_WHAT TO DO_. Your task is to extract every entry that follows word for word while excluding the pictures.

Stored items
______

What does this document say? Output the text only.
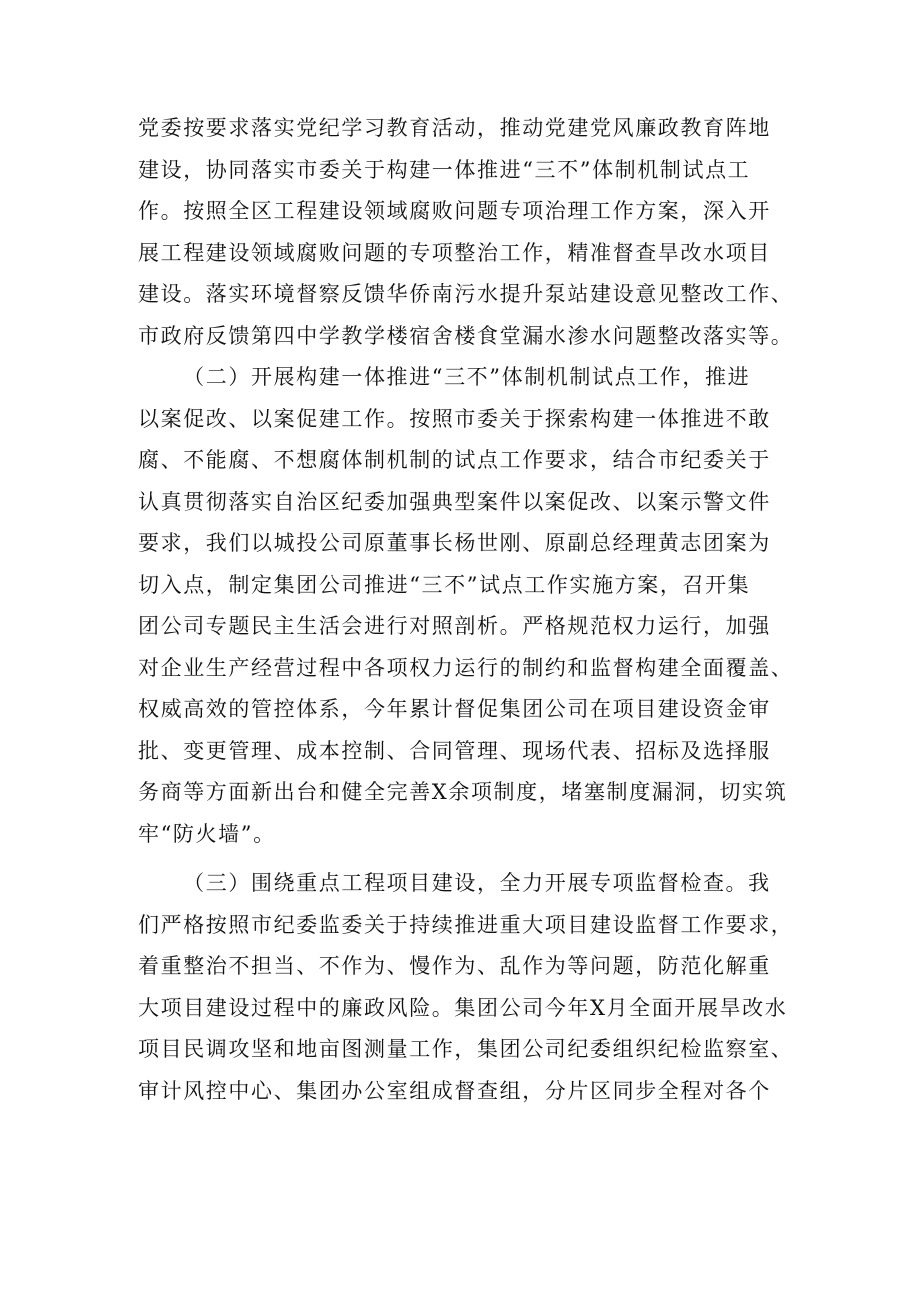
党委按要求落实党纪学习教育活动，推动党建党风廉政教育阵地
建设，协同落实市委关于构建一体推进“三不”体制机制试点工
作。按照全区工程建设领域腐败问题专项治理工作方案，深入开
展工程建设领域腐败问题的专项整治工作，精准督查旱改水项目
建设。落实环境督察反馈华侨南污水提升泵站建设意见整改工作、
市政府反馈第四中学教学楼宿舍楼食堂漏水渗水问题整改落实等。

（二）开展构建一体推进“三不”体制机制试点工作，推进
以案促改、以案促建工作。按照市委关于探索构建一体推进不敢
腐、不能腐、不想腐体制机制的试点工作要求，结合市纪委关于
认真贯彻落实自治区纪委加强典型案件以案促改、以案示警文件
要求，我们以城投公司原董事长杨世刚、原副总经理黄志团案为
切入点，制定集团公司推进“三不”试点工作实施方案，召开集
团公司专题民主生活会进行对照剖析。严格规范权力运行，加强
对企业生产经营过程中各项权力运行的制约和监督构建全面覆盖、
权威高效的管控体系，今年累计督促集团公司在项目建设资金审
批、变更管理、成本控制、合同管理、现场代表、招标及选择服
务商等方面新出台和健全完善X余项制度，堵塞制度漏洞，切实筑
牢“防火墙”。

（三）围绕重点工程项目建设，全力开展专项监督检查。我
们严格按照市纪委监委关于持续推进重大项目建设监督工作要求，
着重整治不担当、不作为、慢作为、乱作为等问题，防范化解重
大项目建设过程中的廉政风险。集团公司今年X月全面开展旱改水
项目民调攻坚和地亩图测量工作，集团公司纪委组织纪检监察室、
审计风控中心、集团办公室组成督查组，分片区同步全程对各个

______

_ANSWER IN FULL_.
What does this document say? Output the text only.
党委按要求落实党纪学习教育活动，推动党建党风廉政教育阵地
建设，协同落实市委关于构建一体推进“三不”体制机制试点工
作。按照全区工程建设领域腐败问题专项治理工作方案，深入开
展工程建设领域腐败问题的专项整治工作，精准督查旱改水项目
建设。落实环境督察反馈华侨南污水提升泵站建设意见整改工作、
市政府反馈第四中学教学楼宿舍楼食堂漏水渗水问题整改落实等。

（二）开展构建一体推进“三不”体制机制试点工作，推进
以案促改、以案促建工作。按照市委关于探索构建一体推进不敢
腐、不能腐、不想腐体制机制的试点工作要求，结合市纪委关于
认真贯彻落实自治区纪委加强典型案件以案促改、以案示警文件
要求，我们以城投公司原董事长杨世刚、原副总经理黄志团案为
切入点，制定集团公司推进“三不”试点工作实施方案，召开集
团公司专题民主生活会进行对照剖析。严格规范权力运行，加强
对企业生产经营过程中各项权力运行的制约和监督构建全面覆盖、
权威高效的管控体系，今年累计督促集团公司在项目建设资金审
批、变更管理、成本控制、合同管理、现场代表、招标及选择服
务商等方面新出台和健全完善X余项制度，堵塞制度漏洞，切实筑
牢“防火墙”。

（三）围绕重点工程项目建设，全力开展专项监督检查。我
们严格按照市纪委监委关于持续推进重大项目建设监督工作要求，
着重整治不担当、不作为、慢作为、乱作为等问题，防范化解重
大项目建设过程中的廉政风险。集团公司今年X月全面开展旱改水
项目民调攻坚和地亩图测量工作，集团公司纪委组织纪检监察室、
审计风控中心、集团办公室组成督查组，分片区同步全程对各个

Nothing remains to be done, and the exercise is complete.